### Text
========

Transformatorenöl zersetzt sich, wenn etwas es erhitzt oder ein Lichtbogen hindurchgeht, und diese Zersetzung setzt Gase frei, die im Öl gelöst bleiben. Die Gas-in-Öl-Analyse, nach dem englischen Kürzel DGA, entnimmt eine Probe und misst, wie viel von jedem Gas vorhanden ist.
Ihr Wert liegt darin, dass jedes Gas einen anderen Mechanismus verrät: Wasserstoff tritt bei Teilentladungen auf, Methan und Ethan bei mäßiger Erwärmung, Ethylen bei starker Überhitzung und Acetylen beim Lichtbogen. Kohlenmonoxid und -dioxid weisen auf die Zersetzung der Isolierpapiere hin, nicht des Öls.

========

### Aufgabenstellung
Führen Sie den Text über die Gas-in-Öl-Analyse von Transformatorenöl nach seinem letzten Satz weiter.

========

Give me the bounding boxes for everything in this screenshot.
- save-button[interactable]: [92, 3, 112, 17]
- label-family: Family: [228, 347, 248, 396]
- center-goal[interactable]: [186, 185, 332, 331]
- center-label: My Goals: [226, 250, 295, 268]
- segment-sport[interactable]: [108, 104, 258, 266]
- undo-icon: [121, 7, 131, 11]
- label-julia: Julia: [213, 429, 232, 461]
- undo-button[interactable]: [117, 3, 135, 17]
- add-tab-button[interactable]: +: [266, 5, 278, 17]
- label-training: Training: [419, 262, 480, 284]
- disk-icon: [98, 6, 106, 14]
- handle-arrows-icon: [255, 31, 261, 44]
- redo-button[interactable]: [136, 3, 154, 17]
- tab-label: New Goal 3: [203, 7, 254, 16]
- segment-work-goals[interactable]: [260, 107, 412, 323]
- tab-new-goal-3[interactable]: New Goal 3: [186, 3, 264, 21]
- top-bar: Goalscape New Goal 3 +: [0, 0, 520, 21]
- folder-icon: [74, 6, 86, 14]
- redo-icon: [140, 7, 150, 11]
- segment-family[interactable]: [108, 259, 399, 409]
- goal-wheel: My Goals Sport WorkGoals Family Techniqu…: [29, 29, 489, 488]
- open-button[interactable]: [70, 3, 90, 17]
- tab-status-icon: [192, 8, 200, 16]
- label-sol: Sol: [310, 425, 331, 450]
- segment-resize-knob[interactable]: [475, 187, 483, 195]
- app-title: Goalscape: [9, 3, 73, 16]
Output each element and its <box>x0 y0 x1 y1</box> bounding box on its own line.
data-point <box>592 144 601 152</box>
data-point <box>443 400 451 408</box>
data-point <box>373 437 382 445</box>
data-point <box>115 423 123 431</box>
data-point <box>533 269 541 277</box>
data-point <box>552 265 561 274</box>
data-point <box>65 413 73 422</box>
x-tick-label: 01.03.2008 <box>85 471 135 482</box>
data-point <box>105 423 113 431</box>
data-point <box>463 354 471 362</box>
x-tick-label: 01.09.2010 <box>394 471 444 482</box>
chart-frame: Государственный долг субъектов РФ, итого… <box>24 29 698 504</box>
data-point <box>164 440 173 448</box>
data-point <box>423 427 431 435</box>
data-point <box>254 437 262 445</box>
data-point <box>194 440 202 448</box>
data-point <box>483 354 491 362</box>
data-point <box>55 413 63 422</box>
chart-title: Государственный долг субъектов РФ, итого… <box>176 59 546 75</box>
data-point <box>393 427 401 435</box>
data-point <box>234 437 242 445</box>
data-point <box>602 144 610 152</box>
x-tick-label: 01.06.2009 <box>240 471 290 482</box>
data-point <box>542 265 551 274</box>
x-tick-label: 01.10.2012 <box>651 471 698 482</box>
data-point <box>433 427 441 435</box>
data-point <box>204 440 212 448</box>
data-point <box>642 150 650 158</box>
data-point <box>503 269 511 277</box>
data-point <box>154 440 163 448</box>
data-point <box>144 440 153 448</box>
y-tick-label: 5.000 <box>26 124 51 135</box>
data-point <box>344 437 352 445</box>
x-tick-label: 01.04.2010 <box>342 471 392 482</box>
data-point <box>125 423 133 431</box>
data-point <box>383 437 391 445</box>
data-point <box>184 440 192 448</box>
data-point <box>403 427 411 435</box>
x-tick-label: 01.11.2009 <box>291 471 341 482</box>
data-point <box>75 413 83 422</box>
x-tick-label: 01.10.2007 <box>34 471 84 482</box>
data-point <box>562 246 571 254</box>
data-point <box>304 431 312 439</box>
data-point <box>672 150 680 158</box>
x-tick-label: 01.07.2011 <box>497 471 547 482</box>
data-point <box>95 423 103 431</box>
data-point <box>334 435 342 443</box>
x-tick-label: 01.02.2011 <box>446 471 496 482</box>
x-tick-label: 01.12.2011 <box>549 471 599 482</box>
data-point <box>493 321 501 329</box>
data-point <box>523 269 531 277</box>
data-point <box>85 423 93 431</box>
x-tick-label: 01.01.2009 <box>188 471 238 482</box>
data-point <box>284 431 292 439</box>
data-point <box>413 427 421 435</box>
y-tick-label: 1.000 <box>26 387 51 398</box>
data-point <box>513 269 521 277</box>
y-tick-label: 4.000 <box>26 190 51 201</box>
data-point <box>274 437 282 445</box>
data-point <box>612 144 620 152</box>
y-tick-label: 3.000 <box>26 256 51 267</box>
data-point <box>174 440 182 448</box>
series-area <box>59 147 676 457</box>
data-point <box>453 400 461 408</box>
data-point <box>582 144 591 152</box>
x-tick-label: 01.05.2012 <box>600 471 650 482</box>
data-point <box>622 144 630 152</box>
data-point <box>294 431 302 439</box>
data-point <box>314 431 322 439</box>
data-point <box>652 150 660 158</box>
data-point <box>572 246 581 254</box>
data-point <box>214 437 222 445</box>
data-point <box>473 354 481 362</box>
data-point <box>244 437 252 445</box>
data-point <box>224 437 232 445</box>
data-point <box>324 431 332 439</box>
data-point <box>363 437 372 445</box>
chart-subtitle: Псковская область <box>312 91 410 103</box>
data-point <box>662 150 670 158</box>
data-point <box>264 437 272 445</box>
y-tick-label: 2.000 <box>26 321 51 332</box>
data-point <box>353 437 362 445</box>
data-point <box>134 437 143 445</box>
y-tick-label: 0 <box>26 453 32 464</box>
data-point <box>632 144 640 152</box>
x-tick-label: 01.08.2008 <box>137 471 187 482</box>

========

### Antwort
Entscheidend ist weniger die absolute Konzentration als der Trend und das Verhältnis der Gase zueinander. Die Leitfäden IEC 60599 und IEEE C57.104 fassen die üblichen Kriterien zusammen — Rogers-Verhältnisse, Duval-Dreieck —, um von einer ppm-Liste zu einer Diagnose zu kommen. Heute bestehen die periodische Laborprobe und Online-Monitore nebeneinander, die Wasserstoff und Feuchte laufend überwachen.